Figure record extracts:
+ + + +

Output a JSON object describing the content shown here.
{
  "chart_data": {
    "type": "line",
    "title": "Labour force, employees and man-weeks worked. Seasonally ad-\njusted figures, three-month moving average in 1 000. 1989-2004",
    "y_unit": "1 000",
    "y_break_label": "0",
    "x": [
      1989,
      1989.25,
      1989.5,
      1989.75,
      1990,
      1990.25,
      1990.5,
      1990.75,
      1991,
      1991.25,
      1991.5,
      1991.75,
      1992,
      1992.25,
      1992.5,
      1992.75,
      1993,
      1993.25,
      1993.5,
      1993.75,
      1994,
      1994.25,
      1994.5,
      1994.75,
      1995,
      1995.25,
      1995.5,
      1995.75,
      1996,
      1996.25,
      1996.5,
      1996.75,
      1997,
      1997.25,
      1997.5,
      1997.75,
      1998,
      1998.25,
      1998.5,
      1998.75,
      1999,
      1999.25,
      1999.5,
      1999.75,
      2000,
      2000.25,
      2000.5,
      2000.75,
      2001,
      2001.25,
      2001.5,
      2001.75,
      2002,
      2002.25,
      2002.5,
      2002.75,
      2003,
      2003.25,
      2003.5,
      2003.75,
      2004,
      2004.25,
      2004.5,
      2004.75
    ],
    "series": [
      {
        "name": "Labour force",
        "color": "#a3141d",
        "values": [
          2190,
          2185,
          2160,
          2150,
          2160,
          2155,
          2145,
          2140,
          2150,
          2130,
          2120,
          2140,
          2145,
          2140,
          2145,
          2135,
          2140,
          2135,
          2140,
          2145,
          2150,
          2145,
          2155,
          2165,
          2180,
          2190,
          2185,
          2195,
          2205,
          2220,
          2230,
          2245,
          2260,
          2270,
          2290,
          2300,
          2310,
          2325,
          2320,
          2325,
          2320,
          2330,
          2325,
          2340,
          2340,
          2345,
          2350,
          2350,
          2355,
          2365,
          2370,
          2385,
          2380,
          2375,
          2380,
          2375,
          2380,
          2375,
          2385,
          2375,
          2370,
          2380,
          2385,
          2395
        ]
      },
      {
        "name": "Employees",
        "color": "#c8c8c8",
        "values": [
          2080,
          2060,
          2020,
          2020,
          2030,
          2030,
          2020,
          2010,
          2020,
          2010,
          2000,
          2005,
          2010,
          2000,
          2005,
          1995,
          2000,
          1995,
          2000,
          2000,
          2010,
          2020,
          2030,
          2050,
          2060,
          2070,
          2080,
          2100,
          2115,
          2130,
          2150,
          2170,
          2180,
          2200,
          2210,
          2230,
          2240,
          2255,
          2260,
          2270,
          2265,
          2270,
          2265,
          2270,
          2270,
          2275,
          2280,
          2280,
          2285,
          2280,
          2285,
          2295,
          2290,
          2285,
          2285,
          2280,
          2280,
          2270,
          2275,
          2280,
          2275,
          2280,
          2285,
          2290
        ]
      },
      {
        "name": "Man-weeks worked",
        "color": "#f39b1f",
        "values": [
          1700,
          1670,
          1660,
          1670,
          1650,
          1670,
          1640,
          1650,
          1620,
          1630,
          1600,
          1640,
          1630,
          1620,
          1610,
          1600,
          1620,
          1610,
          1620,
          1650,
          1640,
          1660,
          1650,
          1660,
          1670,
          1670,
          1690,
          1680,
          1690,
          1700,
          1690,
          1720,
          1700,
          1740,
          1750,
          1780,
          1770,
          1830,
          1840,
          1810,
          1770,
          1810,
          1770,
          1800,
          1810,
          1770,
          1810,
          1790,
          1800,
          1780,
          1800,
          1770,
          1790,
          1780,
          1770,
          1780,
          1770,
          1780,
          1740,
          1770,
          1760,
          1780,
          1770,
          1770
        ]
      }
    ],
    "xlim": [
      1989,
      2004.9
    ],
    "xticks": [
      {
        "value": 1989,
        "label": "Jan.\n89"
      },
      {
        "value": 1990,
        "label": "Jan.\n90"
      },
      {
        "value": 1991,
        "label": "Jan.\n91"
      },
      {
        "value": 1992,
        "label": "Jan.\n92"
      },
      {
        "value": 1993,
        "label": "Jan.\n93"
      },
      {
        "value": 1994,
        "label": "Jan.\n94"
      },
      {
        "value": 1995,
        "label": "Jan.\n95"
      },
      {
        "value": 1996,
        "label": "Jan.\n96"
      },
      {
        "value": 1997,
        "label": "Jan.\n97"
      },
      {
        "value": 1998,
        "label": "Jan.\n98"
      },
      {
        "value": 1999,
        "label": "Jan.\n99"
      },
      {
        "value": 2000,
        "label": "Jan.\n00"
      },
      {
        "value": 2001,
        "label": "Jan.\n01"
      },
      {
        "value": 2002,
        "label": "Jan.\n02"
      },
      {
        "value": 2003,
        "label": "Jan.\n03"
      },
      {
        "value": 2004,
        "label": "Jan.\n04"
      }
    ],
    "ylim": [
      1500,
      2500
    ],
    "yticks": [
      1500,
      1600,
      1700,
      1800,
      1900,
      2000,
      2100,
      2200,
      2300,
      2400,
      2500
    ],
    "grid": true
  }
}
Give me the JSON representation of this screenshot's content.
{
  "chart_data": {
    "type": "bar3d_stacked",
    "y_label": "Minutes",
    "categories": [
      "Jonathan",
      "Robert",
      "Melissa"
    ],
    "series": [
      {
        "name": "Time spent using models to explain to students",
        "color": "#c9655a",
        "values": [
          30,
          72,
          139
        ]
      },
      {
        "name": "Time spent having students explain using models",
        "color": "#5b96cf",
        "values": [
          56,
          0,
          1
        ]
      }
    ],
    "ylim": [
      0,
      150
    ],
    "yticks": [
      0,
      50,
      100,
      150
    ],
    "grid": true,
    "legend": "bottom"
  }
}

+ + + +

SHORT PROBLEM:
Check each line above for the string "Labour" and report how many lines have it, giving only the number.

THE RESPONSE:
2